§ **STATED TASK**: Show all lines holding the string "Añadir".
+++ RECORDS SUPPLIED
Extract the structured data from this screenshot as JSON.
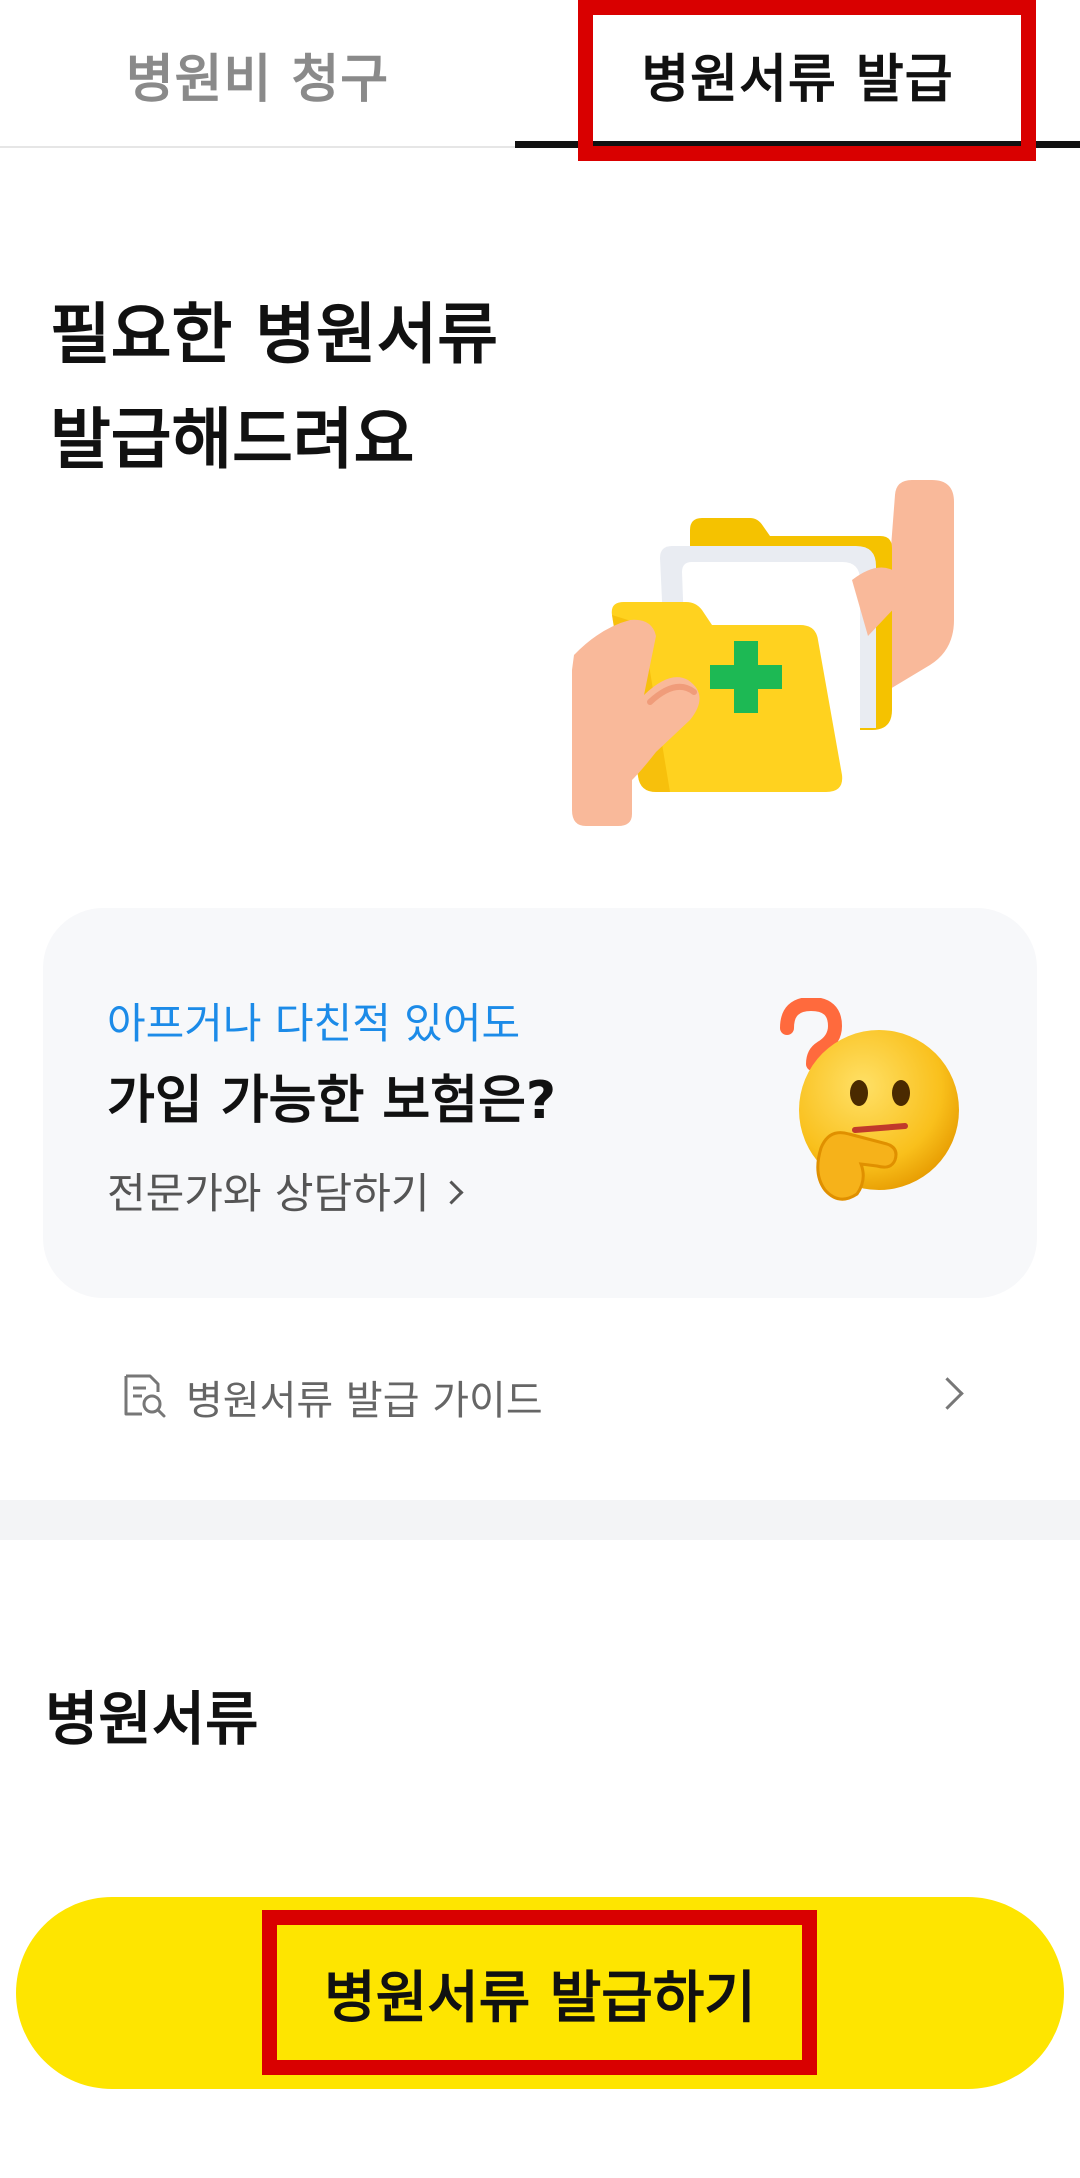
{
  "tabs": [
    {
      "label": "병원비 청구",
      "active": false
    },
    {
      "label": "병원서류 발급",
      "active": true
    }
  ],
  "hero": {
    "title_line1": "필요한 병원서류",
    "title_line2": "발급해드려요",
    "illustration_icon": "folder-with-medical-cross-icon"
  },
  "promo": {
    "subtitle": "아프거나 다친적 있어도",
    "title": "가입 가능한 보험은?",
    "link_label": "전문가와 상담하기",
    "emoji_icon": "thinking-face-icon"
  },
  "guide": {
    "label": "병원서류 발급 가이드",
    "icon": "document-search-icon"
  },
  "section": {
    "title": "병원서류"
  },
  "cta": {
    "label": "병원서류 발급하기"
  },
  "colors": {
    "highlight": "#d90000",
    "cta_yellow": "#fee500",
    "link_blue": "#1c8be8",
    "card_bg": "#f7f8fa"
  }
}
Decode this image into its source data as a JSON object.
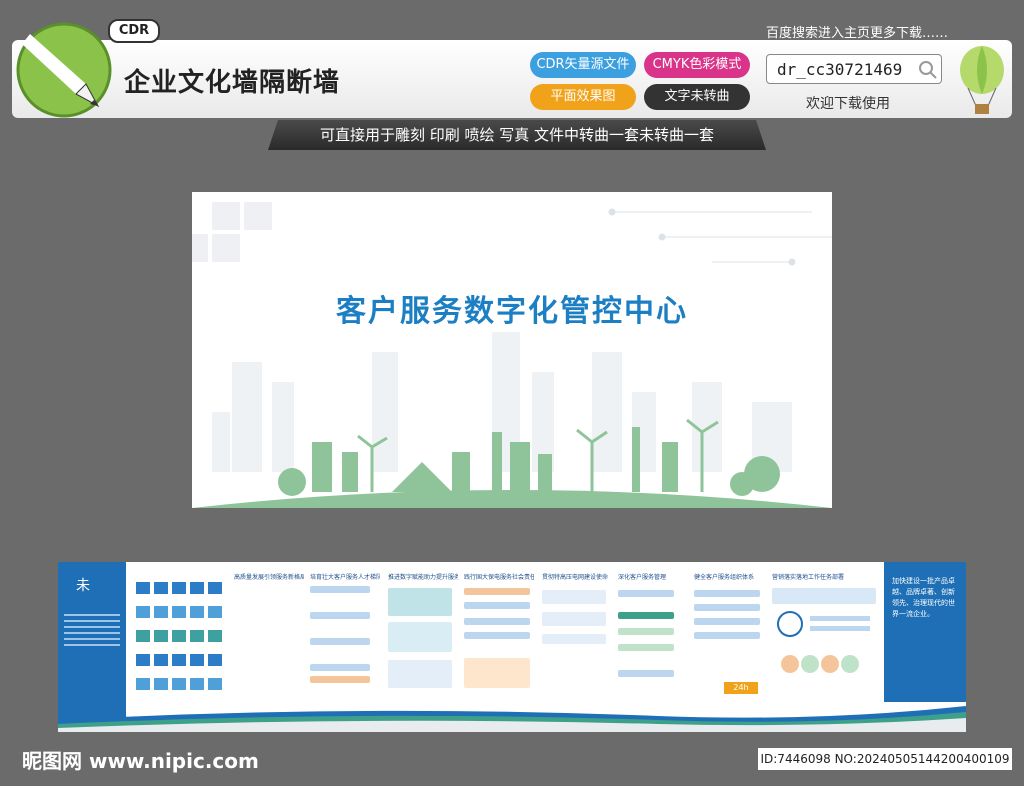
{
  "header": {
    "cdr_tag": "CDR",
    "top_right_text": "百度搜索进入主页更多下载……",
    "title": "企业文化墙隔断墙",
    "pill_cdr": "CDR矢量源文件",
    "pill_cmyk": "CMYK色彩模式",
    "pill_flat": "平面效果图",
    "pill_text": "文字未转曲",
    "search_value": "dr_cc30721469",
    "welcome": "欢迎下载使用",
    "subbar": "可直接用于雕刻 印刷 喷绘 写真  文件中转曲一套未转曲一套"
  },
  "panel": {
    "title": "客户服务数字化管控中心"
  },
  "strip": {
    "columns": [
      "高质量发展引领服务新格局",
      "培育壮大客户服务人才梯队",
      "推进数字赋能助力提升服务质效",
      "践行国大保电服务社会责任",
      "贯彻特高压电网建设使命",
      "深化客户服务管理",
      "健全客户服务组织体系",
      "营销落实落地工作任务部署"
    ],
    "right_text": "加快建设一批产品卓越、品牌卓著、创新领先、治理现代的世界一流企业。",
    "badge": "24h"
  },
  "footer": {
    "site": "昵图网 www.nipic.com",
    "id": "ID:7446098 NO:20240505144200400109"
  },
  "colors": {
    "blue": "#1e6fb6",
    "title_blue": "#1c7fc4",
    "green": "#8fc49a",
    "pill_blue": "#3b9fe0",
    "pill_pink": "#d9338a",
    "pill_orange": "#f0a21a",
    "pill_dark": "#333333"
  }
}
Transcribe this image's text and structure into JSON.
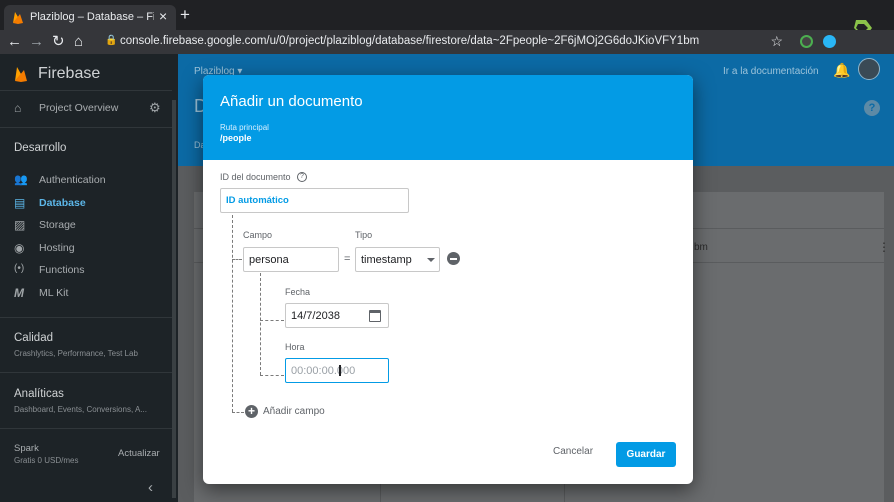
{
  "browser": {
    "tab_title": "Plaziblog – Database – Firebase",
    "new_tab": "+",
    "tab_close": "×",
    "url": "console.firebase.google.com/u/0/project/plaziblog/database/firestore/data~2Fpeople~2F6jMOj2G6doJKioVFY1bm"
  },
  "sidebar": {
    "brand": "Firebase",
    "overview": "Project Overview",
    "section_dev": "Desarrollo",
    "items": [
      {
        "label": "Authentication",
        "icon": "people-icon"
      },
      {
        "label": "Database",
        "icon": "database-icon"
      },
      {
        "label": "Storage",
        "icon": "storage-icon"
      },
      {
        "label": "Hosting",
        "icon": "hosting-icon"
      },
      {
        "label": "Functions",
        "icon": "functions-icon"
      },
      {
        "label": "ML Kit",
        "icon": "mlkit-icon"
      }
    ],
    "quality_title": "Calidad",
    "quality_sub": "Crashlytics, Performance, Test Lab",
    "analytics_title": "Analíticas",
    "analytics_sub": "Dashboard, Events, Conversions, A...",
    "plan_title": "Spark",
    "plan_sub": "Gratis 0 USD/mes",
    "upgrade": "Actualizar",
    "collapse": "‹"
  },
  "header": {
    "project": "Plaziblog ▾",
    "docs_link": "Ir a la documentación",
    "page_letter": "D",
    "tab": "Da",
    "help": "?"
  },
  "panel": {
    "row_text": "bm",
    "kebab": "⋮"
  },
  "dialog": {
    "title": "Añadir un documento",
    "path_label": "Ruta principal",
    "path": "/people",
    "doc_id_label": "ID del documento",
    "help": "?",
    "auto_id": "ID automático",
    "field_label": "Campo",
    "type_label": "Tipo",
    "field_value": "persona",
    "equals": "=",
    "type_value": "timestamp",
    "date_label": "Fecha",
    "date_value": "14/7/2038",
    "time_label": "Hora",
    "time_placeholder": "00:00:00.000",
    "add_icon": "+",
    "add_field": "Añadir campo",
    "cancel": "Cancelar",
    "save": "Guardar"
  },
  "colors": {
    "accent": "#039be5",
    "sidebar_bg": "#1d2327",
    "header_bg": "#0c6aa5"
  }
}
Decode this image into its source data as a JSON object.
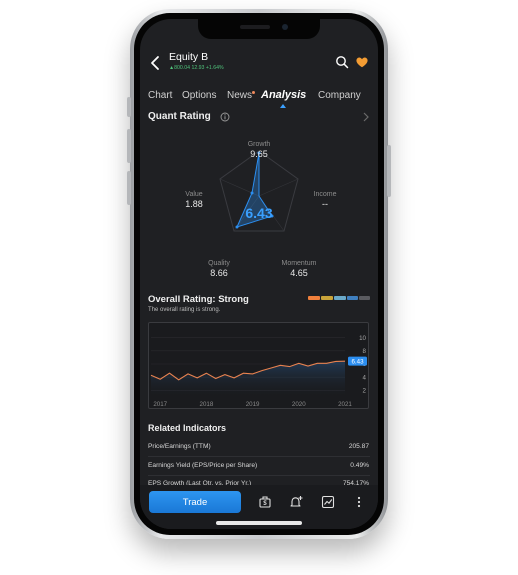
{
  "header": {
    "title": "Equity B",
    "quote": "▲800.04 12.93 +1.64%"
  },
  "tabs": [
    {
      "label": "Chart",
      "active": false,
      "badge": false
    },
    {
      "label": "Options",
      "active": false,
      "badge": false
    },
    {
      "label": "News",
      "active": false,
      "badge": true
    },
    {
      "label": "Analysis",
      "active": true,
      "badge": false
    },
    {
      "label": "Company",
      "active": false,
      "badge": false
    }
  ],
  "quant": {
    "title": "Quant Rating",
    "score": "6.43",
    "axes": [
      {
        "name": "Growth",
        "value": "9.65"
      },
      {
        "name": "Income",
        "value": "--"
      },
      {
        "name": "Momentum",
        "value": "4.65"
      },
      {
        "name": "Quality",
        "value": "8.66"
      },
      {
        "name": "Value",
        "value": "1.88"
      }
    ]
  },
  "overall": {
    "title": "Overall Rating: Strong",
    "subtitle": "The overall rating is strong.",
    "scale_colors": [
      "#f0803c",
      "#c9a43a",
      "#6aa9c9",
      "#3f7fbf",
      "#5a5b60"
    ]
  },
  "chart_data": {
    "type": "line",
    "x_ticks": [
      "2017",
      "2018",
      "2019",
      "2020",
      "2021"
    ],
    "y_ticks": [
      "2",
      "4",
      "6",
      "8",
      "10"
    ],
    "ylim": [
      1,
      11
    ],
    "current_label": "6.43",
    "series": [
      {
        "x": [
          2016.8,
          2017.0,
          2017.2,
          2017.4,
          2017.6,
          2017.8,
          2018.0,
          2018.2,
          2018.4,
          2018.6,
          2018.8,
          2019.0,
          2019.2,
          2019.4,
          2019.6,
          2019.8,
          2020.0,
          2020.2,
          2020.4,
          2020.6,
          2020.8,
          2021.0
        ],
        "y": [
          4.3,
          3.7,
          4.6,
          3.6,
          4.5,
          3.9,
          4.6,
          3.8,
          4.4,
          3.9,
          4.6,
          4.5,
          5.0,
          5.4,
          5.8,
          5.6,
          6.1,
          5.7,
          6.1,
          6.1,
          6.4,
          6.43
        ]
      }
    ]
  },
  "related": {
    "title": "Related Indicators",
    "rows": [
      {
        "label": "Price/Earnings (TTM)",
        "value": "205.87"
      },
      {
        "label": "Earnings Yield (EPS/Price per Share)",
        "value": "0.49%"
      },
      {
        "label": "EPS Growth (Last Qtr. vs. Prior Yr.)",
        "value": "754.17%"
      }
    ]
  },
  "bottom": {
    "trade_label": "Trade"
  },
  "colors": {
    "accent": "#2b8ef0",
    "line": "#e8824f",
    "positive": "#4fc17a",
    "favorite": "#f39c33"
  }
}
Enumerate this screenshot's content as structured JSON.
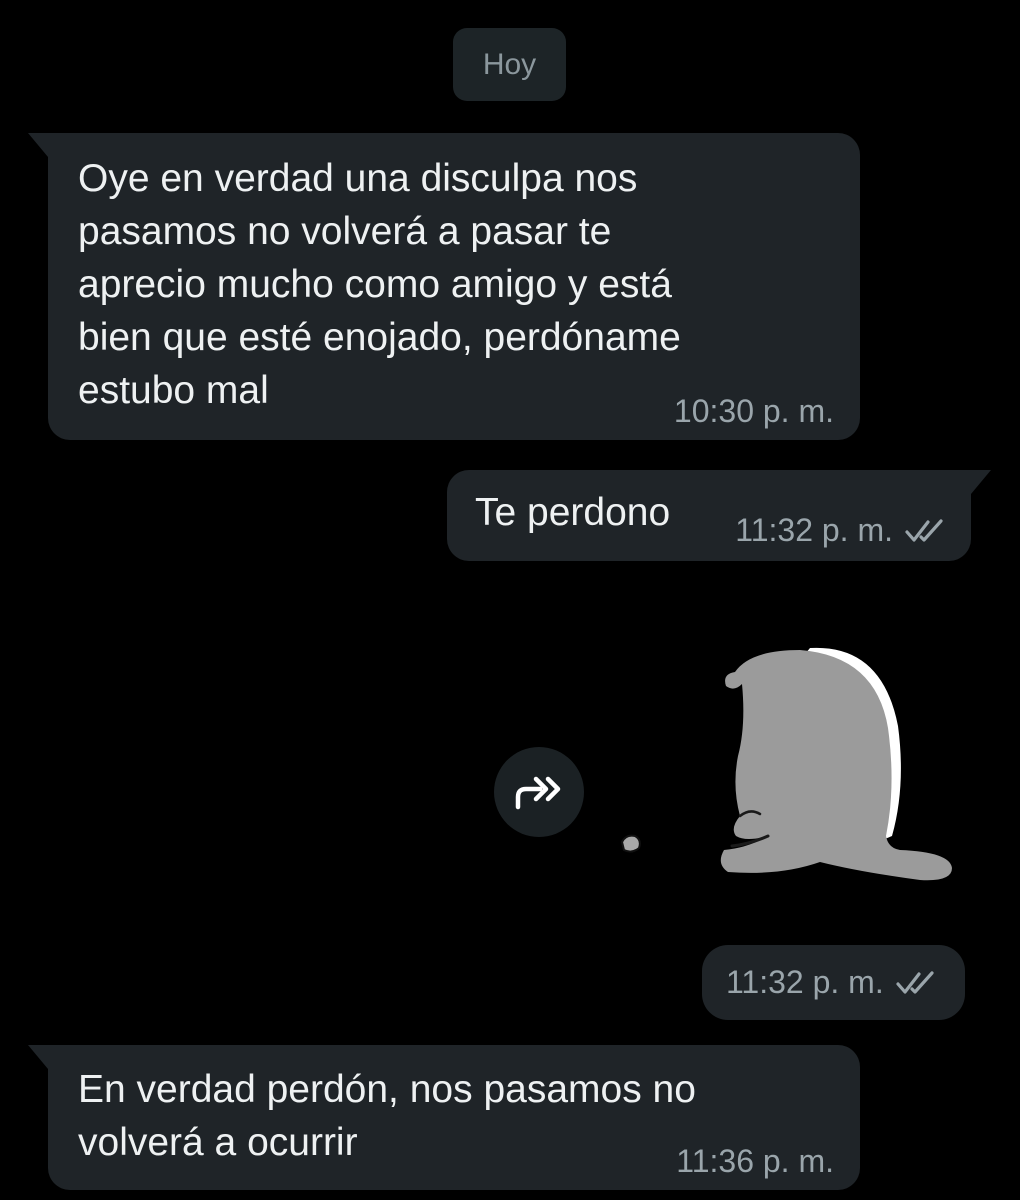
{
  "chat": {
    "date_label": "Hoy",
    "messages": [
      {
        "direction": "incoming",
        "text": "Oye en verdad una disculpa nos\npasamos no volverá a pasar te\naprecio mucho como amigo y está\nbien que esté enojado, perdóname\nestubo mal",
        "time": "10:30 p. m."
      },
      {
        "direction": "outgoing",
        "text": "Te perdono",
        "time": "11:32 p. m.",
        "status": "read"
      },
      {
        "direction": "outgoing",
        "type": "sticker",
        "sticker": "sad-cat-sitting-sticker",
        "time": "11:32 p. m.",
        "status": "read"
      },
      {
        "direction": "incoming",
        "text": "En verdad perdón, nos pasamos no\nvolverá a ocurrir",
        "time": "11:36 p. m."
      }
    ]
  },
  "icons": {
    "forward": "forward-arrow-icon",
    "read_receipt": "double-check-icon"
  },
  "colors": {
    "background": "#000000",
    "bubble": "#1f2428",
    "date_chip": "#1d2427",
    "text": "#eef1f2",
    "meta_text": "#9aa5ab",
    "sticker_fill": "#9b9b9b"
  }
}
++++++
§ **THE RESULT**:
    "title": "Añadir un documento",
    "add_field": "Añadir campo",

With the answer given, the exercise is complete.